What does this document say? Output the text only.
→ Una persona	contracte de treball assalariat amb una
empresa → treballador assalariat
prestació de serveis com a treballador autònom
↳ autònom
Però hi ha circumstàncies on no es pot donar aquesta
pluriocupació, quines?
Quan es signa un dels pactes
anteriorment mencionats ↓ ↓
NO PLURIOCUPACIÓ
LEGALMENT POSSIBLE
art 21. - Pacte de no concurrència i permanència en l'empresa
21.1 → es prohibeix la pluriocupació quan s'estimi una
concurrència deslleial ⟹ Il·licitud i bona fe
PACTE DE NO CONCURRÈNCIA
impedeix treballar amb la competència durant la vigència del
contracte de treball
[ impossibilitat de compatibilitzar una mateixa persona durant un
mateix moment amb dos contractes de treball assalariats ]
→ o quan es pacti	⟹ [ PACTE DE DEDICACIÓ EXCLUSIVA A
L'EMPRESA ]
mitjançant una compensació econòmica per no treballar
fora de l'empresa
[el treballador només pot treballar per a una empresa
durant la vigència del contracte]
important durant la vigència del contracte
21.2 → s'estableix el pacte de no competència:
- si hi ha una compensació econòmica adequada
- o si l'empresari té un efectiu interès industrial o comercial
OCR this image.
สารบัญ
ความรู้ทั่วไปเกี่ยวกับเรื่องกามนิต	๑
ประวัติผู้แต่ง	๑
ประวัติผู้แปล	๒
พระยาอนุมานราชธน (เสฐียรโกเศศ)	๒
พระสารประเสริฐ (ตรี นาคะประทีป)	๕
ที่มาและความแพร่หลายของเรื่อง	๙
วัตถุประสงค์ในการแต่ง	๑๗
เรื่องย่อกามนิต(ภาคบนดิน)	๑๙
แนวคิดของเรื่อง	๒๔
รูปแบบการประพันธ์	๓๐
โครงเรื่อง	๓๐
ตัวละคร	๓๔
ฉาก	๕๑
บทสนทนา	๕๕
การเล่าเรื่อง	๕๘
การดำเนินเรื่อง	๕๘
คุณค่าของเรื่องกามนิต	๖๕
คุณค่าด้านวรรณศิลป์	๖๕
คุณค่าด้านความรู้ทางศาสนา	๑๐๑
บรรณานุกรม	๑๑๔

→ EXERCISE:
Transcribe the data above in full, exactly.

→ EXPECTED OUTPUT:
What does this document say? Output the text only.
→ Una persona	contracte de treball assalariat amb una
empresa → treballador assalariat
prestació de serveis com a treballador autònom
↳ autònom
Però hi ha circumstàncies on no es pot donar aquesta
pluriocupació, quines?
Quan es signa un dels pactes
anteriorment mencionats ↓ ↓
NO PLURIOCUPACIÓ
LEGALMENT POSSIBLE
art 21. - Pacte de no concurrència i permanència en l'empresa
21.1 → es prohibeix la pluriocupació quan s'estimi una
concurrència deslleial ⟹ Il·licitud i bona fe
PACTE DE NO CONCURRÈNCIA
impedeix treballar amb la competència durant la vigència del
contracte de treball
[ impossibilitat de compatibilitzar una mateixa persona durant un
mateix moment amb dos contractes de treball assalariats ]
→ o quan es pacti	⟹ [ PACTE DE DEDICACIÓ EXCLUSIVA A
L'EMPRESA ]
mitjançant una compensació econòmica per no treballar
fora de l'empresa
[el treballador només pot treballar per a una empresa
durant la vigència del contracte]
important durant la vigència del contracte
21.2 → s'estableix el pacte de no competència:
- si hi ha una compensació econòmica adequada
- o si l'empresari té un efectiu interès industrial o comercial
OCR this image.
สารบัญ
ความรู้ทั่วไปเกี่ยวกับเรื่องกามนิต	๑
ประวัติผู้แต่ง	๑
ประวัติผู้แปล	๒
พระยาอนุมานราชธน (เสฐียรโกเศศ)	๒
พระสารประเสริฐ (ตรี นาคะประทีป)	๕
ที่มาและความแพร่หลายของเรื่อง	๙
วัตถุประสงค์ในการแต่ง	๑๗
เรื่องย่อกามนิต(ภาคบนดิน)	๑๙
แนวคิดของเรื่อง	๒๔
รูปแบบการประพันธ์	๓๐
โครงเรื่อง	๓๐
ตัวละคร	๓๔
ฉาก	๕๑
บทสนทนา	๕๕
การเล่าเรื่อง	๕๘
การดำเนินเรื่อง	๕๘
คุณค่าของเรื่องกามนิต	๖๕
คุณค่าด้านวรรณศิลป์	๖๕
คุณค่าด้านความรู้ทางศาสนา	๑๐๑
บรรณานุกรม	๑๑๔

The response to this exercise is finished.